[start of Dataset extract]

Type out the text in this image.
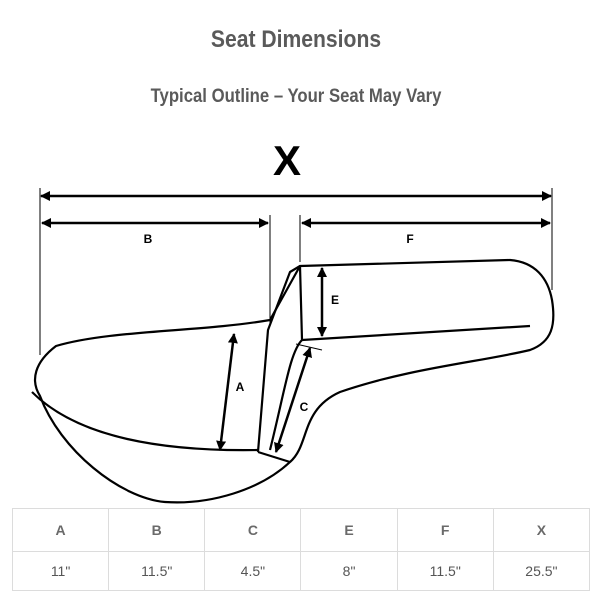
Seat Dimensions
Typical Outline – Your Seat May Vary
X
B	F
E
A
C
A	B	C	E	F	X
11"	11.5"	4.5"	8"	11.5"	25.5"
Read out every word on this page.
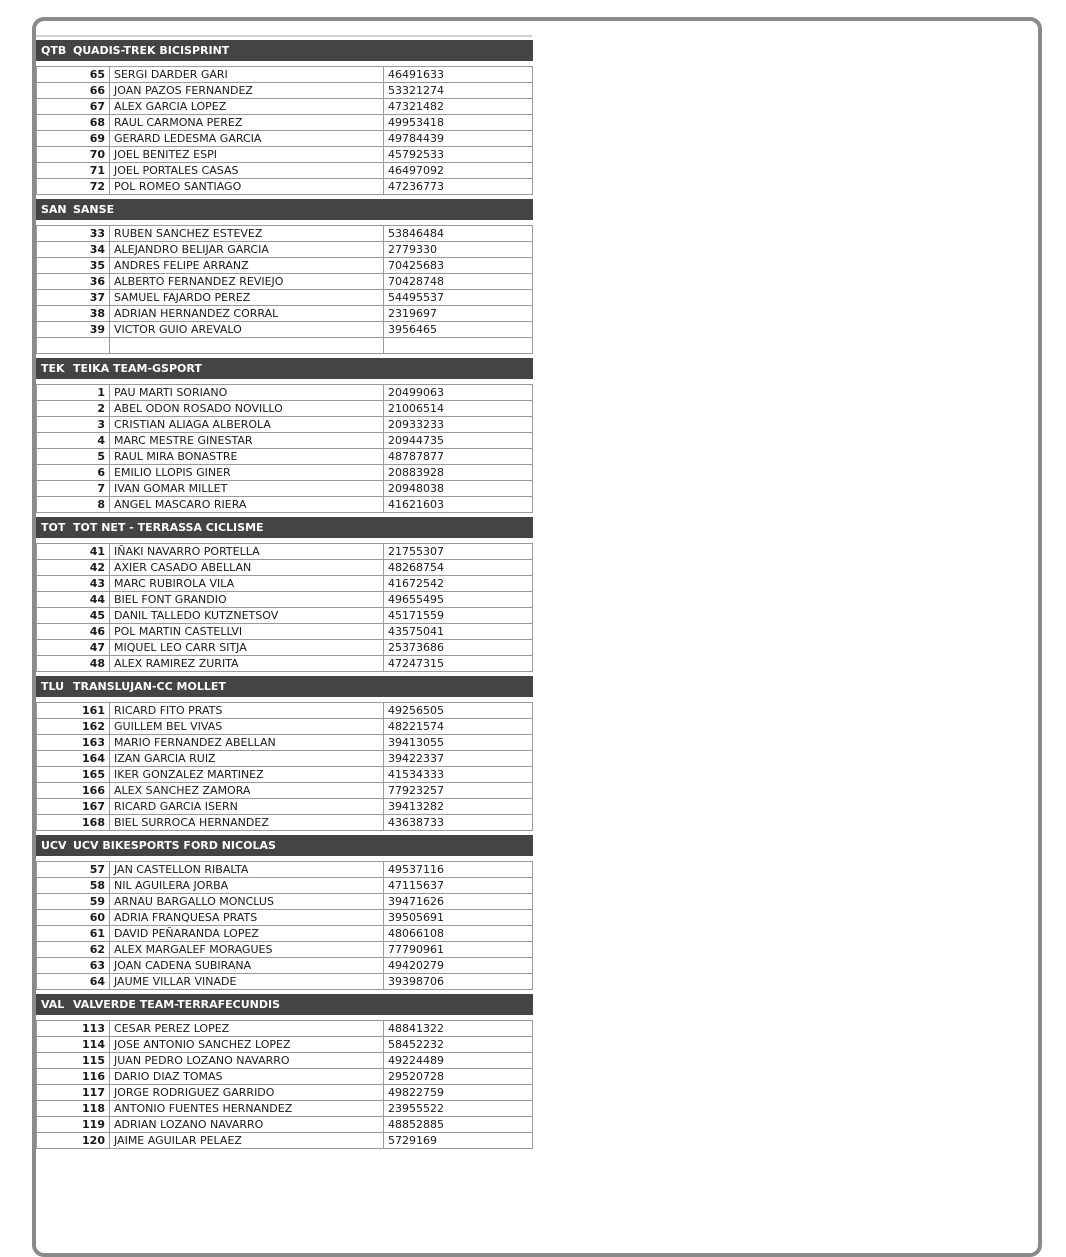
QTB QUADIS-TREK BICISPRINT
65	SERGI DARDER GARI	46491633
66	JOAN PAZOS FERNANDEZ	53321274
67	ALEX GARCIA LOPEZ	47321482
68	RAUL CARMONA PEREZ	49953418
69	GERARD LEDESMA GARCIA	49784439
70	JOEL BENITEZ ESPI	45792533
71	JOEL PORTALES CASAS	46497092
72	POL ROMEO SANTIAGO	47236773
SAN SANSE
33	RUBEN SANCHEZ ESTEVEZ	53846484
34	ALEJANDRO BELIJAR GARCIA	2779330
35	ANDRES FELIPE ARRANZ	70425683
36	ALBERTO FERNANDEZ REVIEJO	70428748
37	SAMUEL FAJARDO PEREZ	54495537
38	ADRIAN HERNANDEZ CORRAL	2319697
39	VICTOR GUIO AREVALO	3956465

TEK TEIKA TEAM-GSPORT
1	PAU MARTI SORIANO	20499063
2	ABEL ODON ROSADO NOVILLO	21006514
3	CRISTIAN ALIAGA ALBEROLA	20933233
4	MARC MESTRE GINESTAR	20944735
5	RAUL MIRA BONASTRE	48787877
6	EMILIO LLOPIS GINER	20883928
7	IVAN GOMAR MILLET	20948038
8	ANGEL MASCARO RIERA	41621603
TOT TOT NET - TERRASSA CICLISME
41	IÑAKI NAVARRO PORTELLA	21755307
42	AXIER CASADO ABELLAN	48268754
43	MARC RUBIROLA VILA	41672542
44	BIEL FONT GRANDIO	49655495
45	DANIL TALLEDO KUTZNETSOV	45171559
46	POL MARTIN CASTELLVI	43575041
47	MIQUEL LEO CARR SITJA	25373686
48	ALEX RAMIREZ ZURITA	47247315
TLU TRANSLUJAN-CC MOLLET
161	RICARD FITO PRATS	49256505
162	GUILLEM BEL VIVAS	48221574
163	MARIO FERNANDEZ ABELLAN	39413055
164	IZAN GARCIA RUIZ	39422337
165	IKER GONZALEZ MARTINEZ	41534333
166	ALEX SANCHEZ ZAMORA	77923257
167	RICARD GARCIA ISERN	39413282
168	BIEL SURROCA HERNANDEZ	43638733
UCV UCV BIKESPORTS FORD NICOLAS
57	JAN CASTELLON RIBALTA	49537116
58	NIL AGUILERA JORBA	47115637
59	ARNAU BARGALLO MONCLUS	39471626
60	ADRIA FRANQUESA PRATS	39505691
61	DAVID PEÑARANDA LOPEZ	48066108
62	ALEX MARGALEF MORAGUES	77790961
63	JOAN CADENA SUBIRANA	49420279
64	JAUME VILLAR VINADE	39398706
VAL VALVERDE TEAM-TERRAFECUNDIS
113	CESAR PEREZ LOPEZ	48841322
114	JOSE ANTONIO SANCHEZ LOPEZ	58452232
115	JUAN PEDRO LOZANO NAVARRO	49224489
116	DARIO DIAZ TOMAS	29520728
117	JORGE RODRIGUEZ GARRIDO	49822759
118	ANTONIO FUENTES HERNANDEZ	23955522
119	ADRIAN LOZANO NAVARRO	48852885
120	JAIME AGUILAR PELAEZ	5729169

[end of Dataset extract]
[start of Dataset extract]

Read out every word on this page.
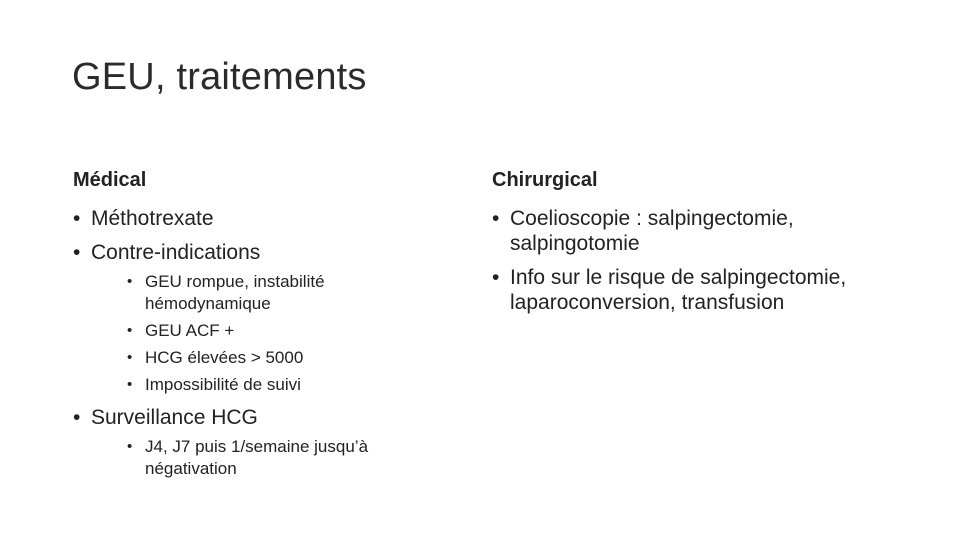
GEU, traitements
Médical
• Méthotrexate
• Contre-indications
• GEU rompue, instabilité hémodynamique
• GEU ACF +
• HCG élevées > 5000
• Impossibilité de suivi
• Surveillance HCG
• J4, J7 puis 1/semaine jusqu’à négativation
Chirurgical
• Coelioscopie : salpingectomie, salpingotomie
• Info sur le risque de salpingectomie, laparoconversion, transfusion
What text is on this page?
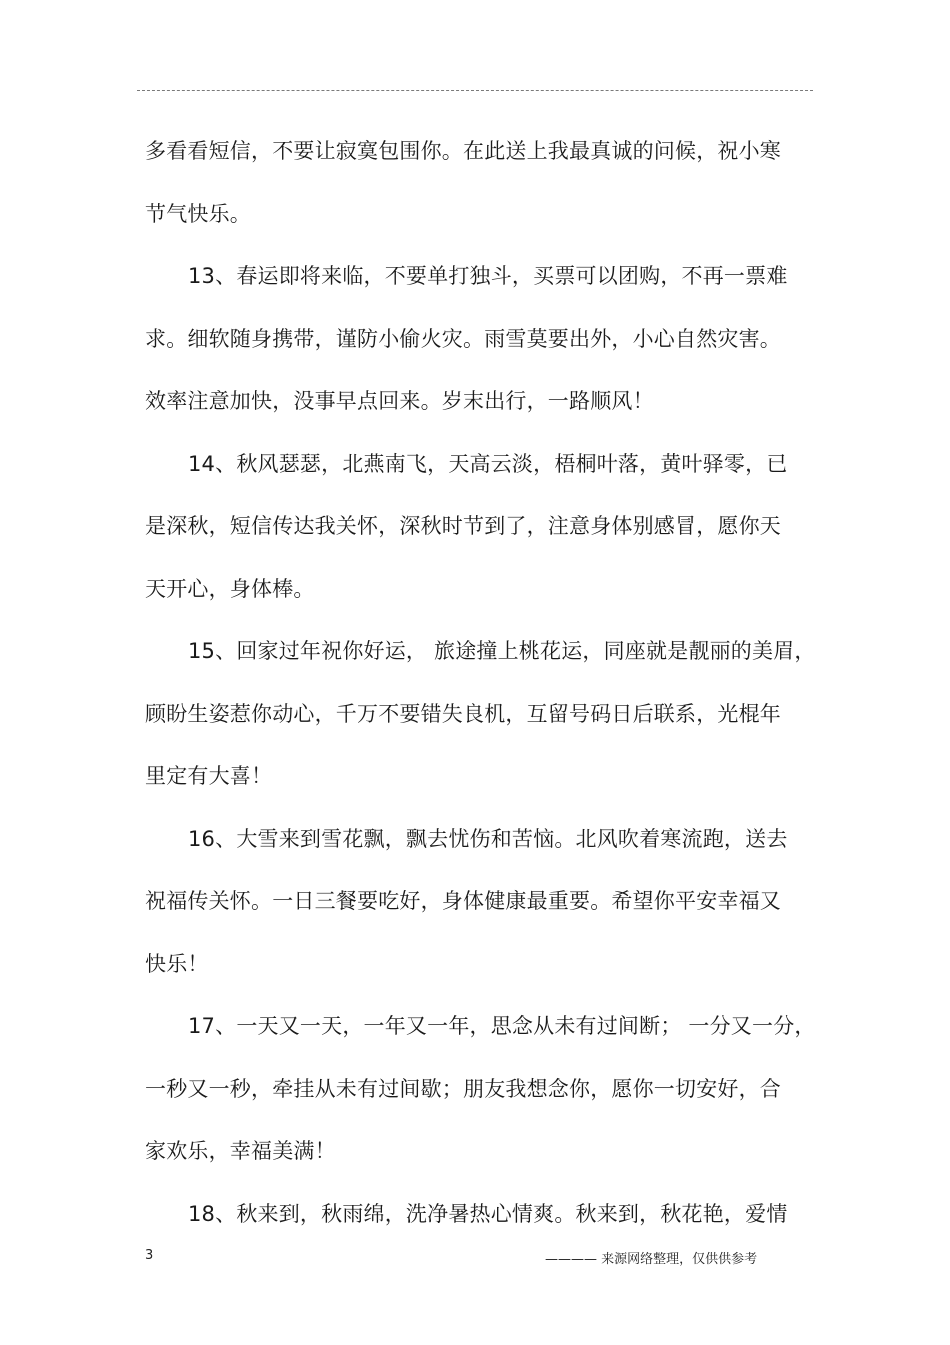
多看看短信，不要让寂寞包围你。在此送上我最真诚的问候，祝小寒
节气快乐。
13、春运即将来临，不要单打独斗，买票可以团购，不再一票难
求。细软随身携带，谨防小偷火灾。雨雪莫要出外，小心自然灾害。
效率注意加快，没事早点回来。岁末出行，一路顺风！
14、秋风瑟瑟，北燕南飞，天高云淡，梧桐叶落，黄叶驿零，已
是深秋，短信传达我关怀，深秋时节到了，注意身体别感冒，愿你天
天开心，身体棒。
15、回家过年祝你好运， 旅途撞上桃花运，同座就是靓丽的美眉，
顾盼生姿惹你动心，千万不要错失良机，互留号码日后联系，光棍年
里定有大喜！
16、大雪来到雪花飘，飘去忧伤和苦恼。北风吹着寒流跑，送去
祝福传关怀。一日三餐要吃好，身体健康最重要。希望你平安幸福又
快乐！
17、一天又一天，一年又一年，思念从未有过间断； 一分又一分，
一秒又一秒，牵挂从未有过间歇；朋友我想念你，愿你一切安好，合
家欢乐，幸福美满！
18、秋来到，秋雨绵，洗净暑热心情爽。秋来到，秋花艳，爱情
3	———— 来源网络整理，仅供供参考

[end of Dataset extract]
[start of Dataset extract]

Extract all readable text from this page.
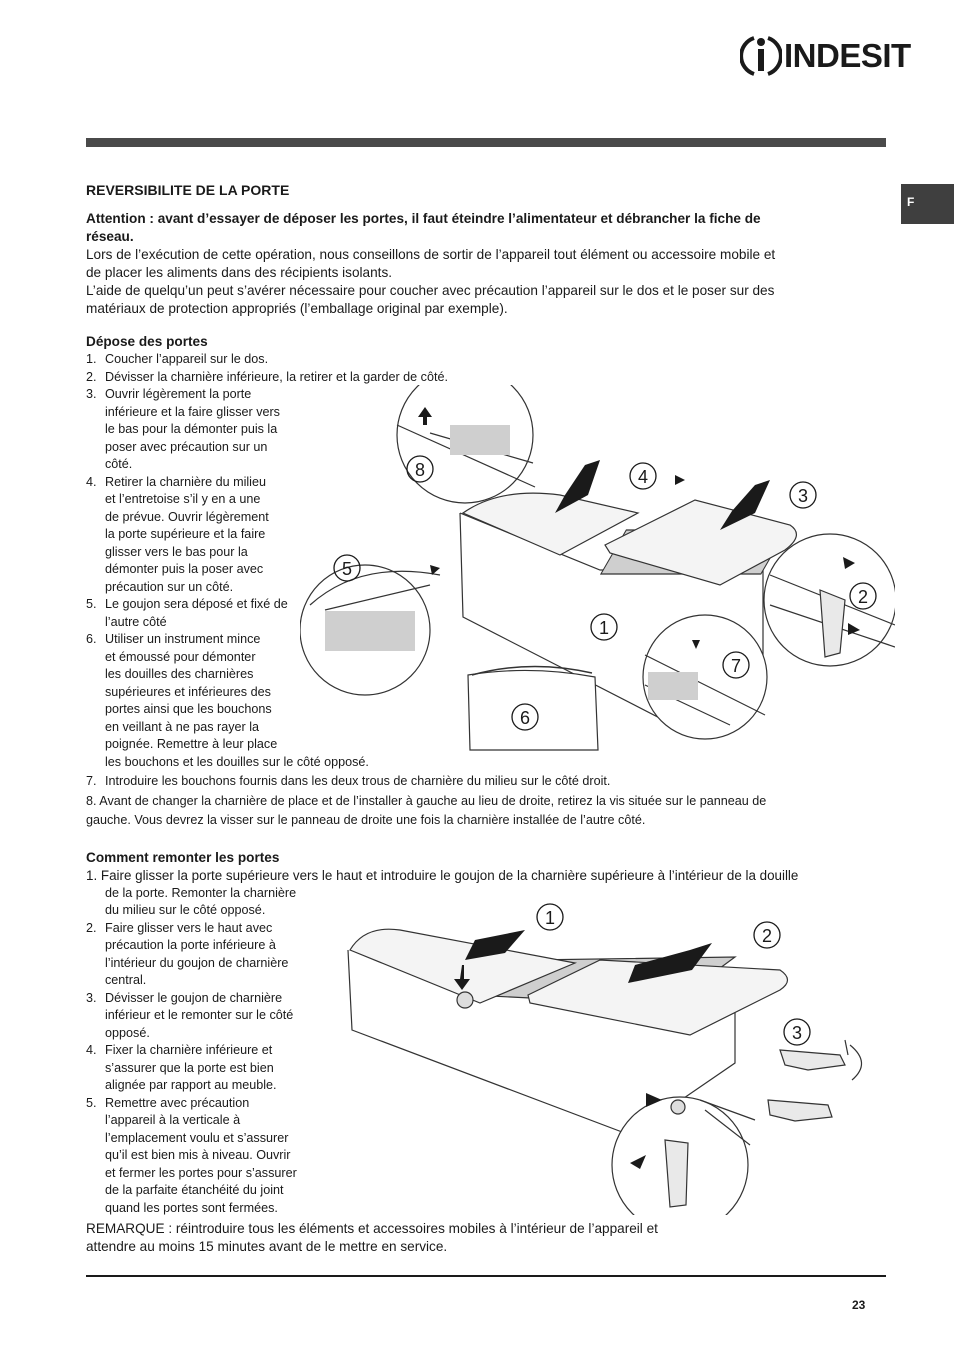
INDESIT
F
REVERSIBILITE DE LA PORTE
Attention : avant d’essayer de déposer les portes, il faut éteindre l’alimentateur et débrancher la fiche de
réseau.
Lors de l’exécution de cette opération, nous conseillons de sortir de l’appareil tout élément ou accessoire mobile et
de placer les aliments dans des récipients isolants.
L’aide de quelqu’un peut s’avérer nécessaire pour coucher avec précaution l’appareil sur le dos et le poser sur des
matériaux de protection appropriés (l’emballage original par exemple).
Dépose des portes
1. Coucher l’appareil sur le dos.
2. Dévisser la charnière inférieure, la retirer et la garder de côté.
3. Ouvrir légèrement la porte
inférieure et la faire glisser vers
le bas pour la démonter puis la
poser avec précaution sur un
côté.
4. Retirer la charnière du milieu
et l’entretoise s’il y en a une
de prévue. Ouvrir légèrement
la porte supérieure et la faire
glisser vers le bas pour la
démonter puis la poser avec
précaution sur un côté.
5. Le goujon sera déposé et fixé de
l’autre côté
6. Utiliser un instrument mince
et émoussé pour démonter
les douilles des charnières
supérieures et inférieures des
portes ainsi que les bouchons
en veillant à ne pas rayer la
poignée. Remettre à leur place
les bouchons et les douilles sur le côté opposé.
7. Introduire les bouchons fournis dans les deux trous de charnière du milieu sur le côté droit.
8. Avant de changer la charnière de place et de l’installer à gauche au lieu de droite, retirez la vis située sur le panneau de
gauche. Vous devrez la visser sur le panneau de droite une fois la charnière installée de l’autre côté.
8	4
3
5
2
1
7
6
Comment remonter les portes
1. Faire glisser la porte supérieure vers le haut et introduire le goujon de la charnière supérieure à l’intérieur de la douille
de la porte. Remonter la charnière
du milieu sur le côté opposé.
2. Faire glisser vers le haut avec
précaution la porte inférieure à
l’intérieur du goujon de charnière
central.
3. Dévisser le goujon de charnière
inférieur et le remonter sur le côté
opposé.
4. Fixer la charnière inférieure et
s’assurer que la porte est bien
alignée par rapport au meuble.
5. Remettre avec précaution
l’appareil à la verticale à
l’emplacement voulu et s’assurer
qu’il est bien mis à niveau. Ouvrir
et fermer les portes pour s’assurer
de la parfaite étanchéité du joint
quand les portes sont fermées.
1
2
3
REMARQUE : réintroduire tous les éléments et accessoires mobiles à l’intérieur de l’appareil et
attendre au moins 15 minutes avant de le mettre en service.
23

[end of Dataset extract]

To be done
Each line with the string "SANCHEZ" in it needs to be found and copied.

Final answer
33	RUBEN SANCHEZ ESTEVEZ	53846484
166	ALEX SANCHEZ ZAMORA	77923257
114	JOSE ANTONIO SANCHEZ LOPEZ	58452232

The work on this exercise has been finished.